Stored items from a collection

--*--

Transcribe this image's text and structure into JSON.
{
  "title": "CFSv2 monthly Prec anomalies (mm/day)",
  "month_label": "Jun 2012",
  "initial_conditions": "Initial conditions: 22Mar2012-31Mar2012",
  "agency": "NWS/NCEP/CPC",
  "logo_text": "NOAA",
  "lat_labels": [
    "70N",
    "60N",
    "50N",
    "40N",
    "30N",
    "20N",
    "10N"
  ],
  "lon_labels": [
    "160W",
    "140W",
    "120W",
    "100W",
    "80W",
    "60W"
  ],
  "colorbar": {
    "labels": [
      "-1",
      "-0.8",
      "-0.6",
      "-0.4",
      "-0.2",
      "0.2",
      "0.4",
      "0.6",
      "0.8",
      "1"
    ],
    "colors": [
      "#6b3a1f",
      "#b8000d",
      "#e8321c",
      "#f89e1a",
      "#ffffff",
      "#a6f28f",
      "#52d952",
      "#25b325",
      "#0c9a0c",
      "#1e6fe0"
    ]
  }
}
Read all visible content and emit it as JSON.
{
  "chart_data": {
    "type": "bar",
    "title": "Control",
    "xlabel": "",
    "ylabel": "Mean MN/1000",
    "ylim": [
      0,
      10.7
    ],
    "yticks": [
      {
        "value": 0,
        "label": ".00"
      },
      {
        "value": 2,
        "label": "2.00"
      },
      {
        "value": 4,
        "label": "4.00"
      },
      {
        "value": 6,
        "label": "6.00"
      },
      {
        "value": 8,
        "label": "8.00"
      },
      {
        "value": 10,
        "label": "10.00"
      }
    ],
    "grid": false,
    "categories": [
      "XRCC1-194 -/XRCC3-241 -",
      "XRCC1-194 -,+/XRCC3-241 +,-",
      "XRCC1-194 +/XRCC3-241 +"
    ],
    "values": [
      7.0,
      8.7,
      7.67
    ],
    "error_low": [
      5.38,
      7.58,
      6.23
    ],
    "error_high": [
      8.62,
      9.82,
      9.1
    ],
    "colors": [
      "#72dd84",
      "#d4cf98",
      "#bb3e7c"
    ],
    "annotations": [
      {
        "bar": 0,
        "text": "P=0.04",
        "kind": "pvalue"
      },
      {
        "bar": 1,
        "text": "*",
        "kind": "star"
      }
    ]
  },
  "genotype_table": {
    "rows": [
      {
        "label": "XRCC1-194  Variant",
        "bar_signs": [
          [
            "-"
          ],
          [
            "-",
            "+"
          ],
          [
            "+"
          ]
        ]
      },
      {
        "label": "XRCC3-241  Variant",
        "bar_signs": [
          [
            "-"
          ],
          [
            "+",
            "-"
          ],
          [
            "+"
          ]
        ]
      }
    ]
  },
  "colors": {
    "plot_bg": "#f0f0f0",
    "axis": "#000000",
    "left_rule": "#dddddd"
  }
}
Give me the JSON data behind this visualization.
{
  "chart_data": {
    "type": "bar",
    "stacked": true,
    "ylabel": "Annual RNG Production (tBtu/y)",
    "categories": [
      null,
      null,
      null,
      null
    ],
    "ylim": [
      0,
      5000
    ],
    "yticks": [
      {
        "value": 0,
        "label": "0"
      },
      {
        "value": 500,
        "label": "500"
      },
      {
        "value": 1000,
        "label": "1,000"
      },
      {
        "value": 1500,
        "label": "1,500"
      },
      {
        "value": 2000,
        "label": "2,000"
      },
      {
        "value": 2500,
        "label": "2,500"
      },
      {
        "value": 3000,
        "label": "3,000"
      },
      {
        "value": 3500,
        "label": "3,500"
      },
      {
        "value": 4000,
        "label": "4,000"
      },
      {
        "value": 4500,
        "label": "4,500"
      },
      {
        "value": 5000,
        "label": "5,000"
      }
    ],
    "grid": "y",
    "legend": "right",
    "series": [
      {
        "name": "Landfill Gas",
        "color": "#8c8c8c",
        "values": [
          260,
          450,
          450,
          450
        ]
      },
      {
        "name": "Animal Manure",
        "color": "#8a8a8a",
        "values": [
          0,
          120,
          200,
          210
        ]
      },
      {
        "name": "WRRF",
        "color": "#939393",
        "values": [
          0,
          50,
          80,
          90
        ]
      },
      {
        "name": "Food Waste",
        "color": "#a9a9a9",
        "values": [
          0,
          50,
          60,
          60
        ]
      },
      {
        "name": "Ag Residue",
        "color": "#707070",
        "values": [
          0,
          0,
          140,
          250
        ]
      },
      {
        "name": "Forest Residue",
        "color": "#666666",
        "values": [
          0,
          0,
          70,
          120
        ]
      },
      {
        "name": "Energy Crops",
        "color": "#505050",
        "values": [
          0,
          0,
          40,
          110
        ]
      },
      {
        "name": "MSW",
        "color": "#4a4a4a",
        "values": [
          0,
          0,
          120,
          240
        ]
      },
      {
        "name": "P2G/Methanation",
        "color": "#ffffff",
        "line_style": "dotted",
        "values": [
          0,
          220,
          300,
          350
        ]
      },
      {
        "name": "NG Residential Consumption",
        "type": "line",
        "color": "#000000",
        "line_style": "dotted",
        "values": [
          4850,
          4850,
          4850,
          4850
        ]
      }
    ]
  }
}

--*--

▶ Task instructions: Each line of the material must be restated exactly.

▶ Final result:
Transcribe this image's text and structure into JSON.
{
  "title": "CFSv2 monthly Prec anomalies (mm/day)",
  "month_label": "Jun 2012",
  "initial_conditions": "Initial conditions: 22Mar2012-31Mar2012",
  "agency": "NWS/NCEP/CPC",
  "logo_text": "NOAA",
  "lat_labels": [
    "70N",
    "60N",
    "50N",
    "40N",
    "30N",
    "20N",
    "10N"
  ],
  "lon_labels": [
    "160W",
    "140W",
    "120W",
    "100W",
    "80W",
    "60W"
  ],
  "colorbar": {
    "labels": [
      "-1",
      "-0.8",
      "-0.6",
      "-0.4",
      "-0.2",
      "0.2",
      "0.4",
      "0.6",
      "0.8",
      "1"
    ],
    "colors": [
      "#6b3a1f",
      "#b8000d",
      "#e8321c",
      "#f89e1a",
      "#ffffff",
      "#a6f28f",
      "#52d952",
      "#25b325",
      "#0c9a0c",
      "#1e6fe0"
    ]
  }
}
Read all visible content and emit it as JSON.
{
  "chart_data": {
    "type": "bar",
    "title": "Control",
    "xlabel": "",
    "ylabel": "Mean MN/1000",
    "ylim": [
      0,
      10.7
    ],
    "yticks": [
      {
        "value": 0,
        "label": ".00"
      },
      {
        "value": 2,
        "label": "2.00"
      },
      {
        "value": 4,
        "label": "4.00"
      },
      {
        "value": 6,
        "label": "6.00"
      },
      {
        "value": 8,
        "label": "8.00"
      },
      {
        "value": 10,
        "label": "10.00"
      }
    ],
    "grid": false,
    "categories": [
      "XRCC1-194 -/XRCC3-241 -",
      "XRCC1-194 -,+/XRCC3-241 +,-",
      "XRCC1-194 +/XRCC3-241 +"
    ],
    "values": [
      7.0,
      8.7,
      7.67
    ],
    "error_low": [
      5.38,
      7.58,
      6.23
    ],
    "error_high": [
      8.62,
      9.82,
      9.1
    ],
    "colors": [
      "#72dd84",
      "#d4cf98",
      "#bb3e7c"
    ],
    "annotations": [
      {
        "bar": 0,
        "text": "P=0.04",
        "kind": "pvalue"
      },
      {
        "bar": 1,
        "text": "*",
        "kind": "star"
      }
    ]
  },
  "genotype_table": {
    "rows": [
      {
        "label": "XRCC1-194  Variant",
        "bar_signs": [
          [
            "-"
          ],
          [
            "-",
            "+"
          ],
          [
            "+"
          ]
        ]
      },
      {
        "label": "XRCC3-241  Variant",
        "bar_signs": [
          [
            "-"
          ],
          [
            "+",
            "-"
          ],
          [
            "+"
          ]
        ]
      }
    ]
  },
  "colors": {
    "plot_bg": "#f0f0f0",
    "axis": "#000000",
    "left_rule": "#dddddd"
  }
}
Give me the JSON data behind this visualization.
{
  "chart_data": {
    "type": "bar",
    "stacked": true,
    "ylabel": "Annual RNG Production (tBtu/y)",
    "categories": [
      null,
      null,
      null,
      null
    ],
    "ylim": [
      0,
      5000
    ],
    "yticks": [
      {
        "value": 0,
        "label": "0"
      },
      {
        "value": 500,
        "label": "500"
      },
      {
        "value": 1000,
        "label": "1,000"
      },
      {
        "value": 1500,
        "label": "1,500"
      },
      {
        "value": 2000,
        "label": "2,000"
      },
      {
        "value": 2500,
        "label": "2,500"
      },
      {
        "value": 3000,
        "label": "3,000"
      },
      {
        "value": 3500,
        "label": "3,500"
      },
      {
        "value": 4000,
        "label": "4,000"
      },
      {
        "value": 4500,
        "label": "4,500"
      },
      {
        "value": 5000,
        "label": "5,000"
      }
    ],
    "grid": "y",
    "legend": "right",
    "series": [
      {
        "name": "Landfill Gas",
        "color": "#8c8c8c",
        "values": [
          260,
          450,
          450,
          450
        ]
      },
      {
        "name": "Animal Manure",
        "color": "#8a8a8a",
        "values": [
          0,
          120,
          200,
          210
        ]
      },
      {
        "name": "WRRF",
        "color": "#939393",
        "values": [
          0,
          50,
          80,
          90
        ]
      },
      {
        "name": "Food Waste",
        "color": "#a9a9a9",
        "values": [
          0,
          50,
          60,
          60
        ]
      },
      {
        "name": "Ag Residue",
        "color": "#707070",
        "values": [
          0,
          0,
          140,
          250
        ]
      },
      {
        "name": "Forest Residue",
        "color": "#666666",
        "values": [
          0,
          0,
          70,
          120
        ]
      },
      {
        "name": "Energy Crops",
        "color": "#505050",
        "values": [
          0,
          0,
          40,
          110
        ]
      },
      {
        "name": "MSW",
        "color": "#4a4a4a",
        "values": [
          0,
          0,
          120,
          240
        ]
      },
      {
        "name": "P2G/Methanation",
        "color": "#ffffff",
        "line_style": "dotted",
        "values": [
          0,
          220,
          300,
          350
        ]
      },
      {
        "name": "NG Residential Consumption",
        "type": "line",
        "color": "#000000",
        "line_style": "dotted",
        "values": [
          4850,
          4850,
          4850,
          4850
        ]
      }
    ]
  }
}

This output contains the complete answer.